**Exercise description:** Reproduce every entry exactly as shown.

**Raw records:**
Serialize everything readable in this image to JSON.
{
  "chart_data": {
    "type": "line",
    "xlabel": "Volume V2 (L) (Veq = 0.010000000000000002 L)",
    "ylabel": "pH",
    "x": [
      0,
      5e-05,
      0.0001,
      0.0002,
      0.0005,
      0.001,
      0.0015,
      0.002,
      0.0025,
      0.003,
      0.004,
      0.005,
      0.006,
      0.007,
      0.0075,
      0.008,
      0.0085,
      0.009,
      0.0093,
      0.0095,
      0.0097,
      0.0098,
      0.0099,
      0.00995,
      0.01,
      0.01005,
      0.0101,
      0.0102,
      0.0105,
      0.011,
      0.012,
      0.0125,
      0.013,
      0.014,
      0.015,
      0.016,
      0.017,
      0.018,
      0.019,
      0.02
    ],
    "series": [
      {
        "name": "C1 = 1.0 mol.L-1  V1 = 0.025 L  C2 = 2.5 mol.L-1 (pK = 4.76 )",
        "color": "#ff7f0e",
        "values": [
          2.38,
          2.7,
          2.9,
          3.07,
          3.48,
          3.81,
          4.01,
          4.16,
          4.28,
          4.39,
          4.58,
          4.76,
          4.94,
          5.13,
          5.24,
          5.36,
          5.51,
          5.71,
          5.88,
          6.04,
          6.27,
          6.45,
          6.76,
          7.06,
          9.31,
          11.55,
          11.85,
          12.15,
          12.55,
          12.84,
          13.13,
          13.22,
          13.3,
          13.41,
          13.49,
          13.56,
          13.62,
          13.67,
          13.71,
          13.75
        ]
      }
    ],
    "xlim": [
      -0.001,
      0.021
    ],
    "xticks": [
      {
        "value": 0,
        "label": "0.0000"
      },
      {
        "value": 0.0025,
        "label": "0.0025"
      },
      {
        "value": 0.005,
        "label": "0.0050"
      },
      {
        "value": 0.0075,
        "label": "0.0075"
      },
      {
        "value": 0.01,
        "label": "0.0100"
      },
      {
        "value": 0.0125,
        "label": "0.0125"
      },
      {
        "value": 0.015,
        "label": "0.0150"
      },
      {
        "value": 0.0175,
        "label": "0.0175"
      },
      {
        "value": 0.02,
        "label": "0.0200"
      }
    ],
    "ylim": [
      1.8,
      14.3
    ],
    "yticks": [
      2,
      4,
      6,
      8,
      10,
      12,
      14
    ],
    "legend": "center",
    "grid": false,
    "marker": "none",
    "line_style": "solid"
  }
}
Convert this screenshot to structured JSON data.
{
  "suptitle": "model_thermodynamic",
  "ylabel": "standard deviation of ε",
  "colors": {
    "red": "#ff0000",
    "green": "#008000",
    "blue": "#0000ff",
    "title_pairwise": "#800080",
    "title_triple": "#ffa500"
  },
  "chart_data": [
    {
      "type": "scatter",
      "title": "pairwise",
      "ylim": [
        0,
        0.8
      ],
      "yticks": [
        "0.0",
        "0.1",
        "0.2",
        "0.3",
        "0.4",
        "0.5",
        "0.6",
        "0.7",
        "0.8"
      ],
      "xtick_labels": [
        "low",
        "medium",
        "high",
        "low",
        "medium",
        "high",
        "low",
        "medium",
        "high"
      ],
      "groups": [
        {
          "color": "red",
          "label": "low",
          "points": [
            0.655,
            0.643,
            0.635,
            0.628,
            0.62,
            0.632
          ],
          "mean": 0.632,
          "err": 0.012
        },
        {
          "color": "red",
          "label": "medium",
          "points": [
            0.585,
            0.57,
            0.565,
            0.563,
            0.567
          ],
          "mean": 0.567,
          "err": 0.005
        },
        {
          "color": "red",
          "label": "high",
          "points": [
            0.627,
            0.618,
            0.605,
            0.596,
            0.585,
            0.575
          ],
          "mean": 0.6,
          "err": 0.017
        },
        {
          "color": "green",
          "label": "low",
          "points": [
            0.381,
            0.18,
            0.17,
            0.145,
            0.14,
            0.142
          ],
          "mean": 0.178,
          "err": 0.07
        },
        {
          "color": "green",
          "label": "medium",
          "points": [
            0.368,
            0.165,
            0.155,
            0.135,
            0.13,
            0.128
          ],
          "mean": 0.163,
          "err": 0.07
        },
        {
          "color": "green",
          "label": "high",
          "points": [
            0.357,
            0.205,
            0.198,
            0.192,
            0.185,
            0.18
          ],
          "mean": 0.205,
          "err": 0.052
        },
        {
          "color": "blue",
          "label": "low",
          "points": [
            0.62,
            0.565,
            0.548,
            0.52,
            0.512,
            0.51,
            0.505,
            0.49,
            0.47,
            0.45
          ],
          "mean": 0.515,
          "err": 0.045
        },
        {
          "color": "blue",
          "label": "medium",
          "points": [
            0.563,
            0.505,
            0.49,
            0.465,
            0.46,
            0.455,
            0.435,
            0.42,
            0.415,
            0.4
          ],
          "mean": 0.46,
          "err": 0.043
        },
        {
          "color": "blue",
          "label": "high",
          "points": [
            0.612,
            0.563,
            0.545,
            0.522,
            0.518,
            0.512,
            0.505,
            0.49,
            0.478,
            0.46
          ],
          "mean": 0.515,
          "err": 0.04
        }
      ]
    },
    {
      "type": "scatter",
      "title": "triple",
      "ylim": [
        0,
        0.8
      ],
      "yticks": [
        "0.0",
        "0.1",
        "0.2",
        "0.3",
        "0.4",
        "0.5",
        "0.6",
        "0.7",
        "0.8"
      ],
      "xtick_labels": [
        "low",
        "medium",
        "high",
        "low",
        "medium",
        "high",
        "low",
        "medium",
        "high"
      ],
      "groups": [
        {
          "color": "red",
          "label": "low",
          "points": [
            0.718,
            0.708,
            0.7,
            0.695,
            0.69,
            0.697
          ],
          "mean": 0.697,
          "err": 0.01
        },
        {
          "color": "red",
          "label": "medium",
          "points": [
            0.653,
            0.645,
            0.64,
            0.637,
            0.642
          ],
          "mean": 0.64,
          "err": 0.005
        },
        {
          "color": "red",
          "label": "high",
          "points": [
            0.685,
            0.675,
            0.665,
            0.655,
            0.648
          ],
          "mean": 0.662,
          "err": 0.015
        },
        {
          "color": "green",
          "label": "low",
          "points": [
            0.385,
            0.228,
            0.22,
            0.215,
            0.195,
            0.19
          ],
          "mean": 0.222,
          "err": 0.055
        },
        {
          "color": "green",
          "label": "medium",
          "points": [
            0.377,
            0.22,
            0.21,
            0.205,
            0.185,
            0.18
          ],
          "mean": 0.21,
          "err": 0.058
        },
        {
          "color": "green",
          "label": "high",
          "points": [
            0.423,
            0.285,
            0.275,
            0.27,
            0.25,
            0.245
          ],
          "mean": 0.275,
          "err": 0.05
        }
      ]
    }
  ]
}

**Task solution:**
Serialize everything readable in this image to JSON.
{
  "chart_data": {
    "type": "line",
    "xlabel": "Volume V2 (L) (Veq = 0.010000000000000002 L)",
    "ylabel": "pH",
    "x": [
      0,
      5e-05,
      0.0001,
      0.0002,
      0.0005,
      0.001,
      0.0015,
      0.002,
      0.0025,
      0.003,
      0.004,
      0.005,
      0.006,
      0.007,
      0.0075,
      0.008,
      0.0085,
      0.009,
      0.0093,
      0.0095,
      0.0097,
      0.0098,
      0.0099,
      0.00995,
      0.01,
      0.01005,
      0.0101,
      0.0102,
      0.0105,
      0.011,
      0.012,
      0.0125,
      0.013,
      0.014,
      0.015,
      0.016,
      0.017,
      0.018,
      0.019,
      0.02
    ],
    "series": [
      {
        "name": "C1 = 1.0 mol.L-1  V1 = 0.025 L  C2 = 2.5 mol.L-1 (pK = 4.76 )",
        "color": "#ff7f0e",
        "values": [
          2.38,
          2.7,
          2.9,
          3.07,
          3.48,
          3.81,
          4.01,
          4.16,
          4.28,
          4.39,
          4.58,
          4.76,
          4.94,
          5.13,
          5.24,
          5.36,
          5.51,
          5.71,
          5.88,
          6.04,
          6.27,
          6.45,
          6.76,
          7.06,
          9.31,
          11.55,
          11.85,
          12.15,
          12.55,
          12.84,
          13.13,
          13.22,
          13.3,
          13.41,
          13.49,
          13.56,
          13.62,
          13.67,
          13.71,
          13.75
        ]
      }
    ],
    "xlim": [
      -0.001,
      0.021
    ],
    "xticks": [
      {
        "value": 0,
        "label": "0.0000"
      },
      {
        "value": 0.0025,
        "label": "0.0025"
      },
      {
        "value": 0.005,
        "label": "0.0050"
      },
      {
        "value": 0.0075,
        "label": "0.0075"
      },
      {
        "value": 0.01,
        "label": "0.0100"
      },
      {
        "value": 0.0125,
        "label": "0.0125"
      },
      {
        "value": 0.015,
        "label": "0.0150"
      },
      {
        "value": 0.0175,
        "label": "0.0175"
      },
      {
        "value": 0.02,
        "label": "0.0200"
      }
    ],
    "ylim": [
      1.8,
      14.3
    ],
    "yticks": [
      2,
      4,
      6,
      8,
      10,
      12,
      14
    ],
    "legend": "center",
    "grid": false,
    "marker": "none",
    "line_style": "solid"
  }
}
Convert this screenshot to structured JSON data.
{
  "suptitle": "model_thermodynamic",
  "ylabel": "standard deviation of ε",
  "colors": {
    "red": "#ff0000",
    "green": "#008000",
    "blue": "#0000ff",
    "title_pairwise": "#800080",
    "title_triple": "#ffa500"
  },
  "chart_data": [
    {
      "type": "scatter",
      "title": "pairwise",
      "ylim": [
        0,
        0.8
      ],
      "yticks": [
        "0.0",
        "0.1",
        "0.2",
        "0.3",
        "0.4",
        "0.5",
        "0.6",
        "0.7",
        "0.8"
      ],
      "xtick_labels": [
        "low",
        "medium",
        "high",
        "low",
        "medium",
        "high",
        "low",
        "medium",
        "high"
      ],
      "groups": [
        {
          "color": "red",
          "label": "low",
          "points": [
            0.655,
            0.643,
            0.635,
            0.628,
            0.62,
            0.632
          ],
          "mean": 0.632,
          "err": 0.012
        },
        {
          "color": "red",
          "label": "medium",
          "points": [
            0.585,
            0.57,
            0.565,
            0.563,
            0.567
          ],
          "mean": 0.567,
          "err": 0.005
        },
        {
          "color": "red",
          "label": "high",
          "points": [
            0.627,
            0.618,
            0.605,
            0.596,
            0.585,
            0.575
          ],
          "mean": 0.6,
          "err": 0.017
        },
        {
          "color": "green",
          "label": "low",
          "points": [
            0.381,
            0.18,
            0.17,
            0.145,
            0.14,
            0.142
          ],
          "mean": 0.178,
          "err": 0.07
        },
        {
          "color": "green",
          "label": "medium",
          "points": [
            0.368,
            0.165,
            0.155,
            0.135,
            0.13,
            0.128
          ],
          "mean": 0.163,
          "err": 0.07
        },
        {
          "color": "green",
          "label": "high",
          "points": [
            0.357,
            0.205,
            0.198,
            0.192,
            0.185,
            0.18
          ],
          "mean": 0.205,
          "err": 0.052
        },
        {
          "color": "blue",
          "label": "low",
          "points": [
            0.62,
            0.565,
            0.548,
            0.52,
            0.512,
            0.51,
            0.505,
            0.49,
            0.47,
            0.45
          ],
          "mean": 0.515,
          "err": 0.045
        },
        {
          "color": "blue",
          "label": "medium",
          "points": [
            0.563,
            0.505,
            0.49,
            0.465,
            0.46,
            0.455,
            0.435,
            0.42,
            0.415,
            0.4
          ],
          "mean": 0.46,
          "err": 0.043
        },
        {
          "color": "blue",
          "label": "high",
          "points": [
            0.612,
            0.563,
            0.545,
            0.522,
            0.518,
            0.512,
            0.505,
            0.49,
            0.478,
            0.46
          ],
          "mean": 0.515,
          "err": 0.04
        }
      ]
    },
    {
      "type": "scatter",
      "title": "triple",
      "ylim": [
        0,
        0.8
      ],
      "yticks": [
        "0.0",
        "0.1",
        "0.2",
        "0.3",
        "0.4",
        "0.5",
        "0.6",
        "0.7",
        "0.8"
      ],
      "xtick_labels": [
        "low",
        "medium",
        "high",
        "low",
        "medium",
        "high",
        "low",
        "medium",
        "high"
      ],
      "groups": [
        {
          "color": "red",
          "label": "low",
          "points": [
            0.718,
            0.708,
            0.7,
            0.695,
            0.69,
            0.697
          ],
          "mean": 0.697,
          "err": 0.01
        },
        {
          "color": "red",
          "label": "medium",
          "points": [
            0.653,
            0.645,
            0.64,
            0.637,
            0.642
          ],
          "mean": 0.64,
          "err": 0.005
        },
        {
          "color": "red",
          "label": "high",
          "points": [
            0.685,
            0.675,
            0.665,
            0.655,
            0.648
          ],
          "mean": 0.662,
          "err": 0.015
        },
        {
          "color": "green",
          "label": "low",
          "points": [
            0.385,
            0.228,
            0.22,
            0.215,
            0.195,
            0.19
          ],
          "mean": 0.222,
          "err": 0.055
        },
        {
          "color": "green",
          "label": "medium",
          "points": [
            0.377,
            0.22,
            0.21,
            0.205,
            0.185,
            0.18
          ],
          "mean": 0.21,
          "err": 0.058
        },
        {
          "color": "green",
          "label": "high",
          "points": [
            0.423,
            0.285,
            0.275,
            0.27,
            0.25,
            0.245
          ],
          "mean": 0.275,
          "err": 0.05
        }
      ]
    }
  ]
}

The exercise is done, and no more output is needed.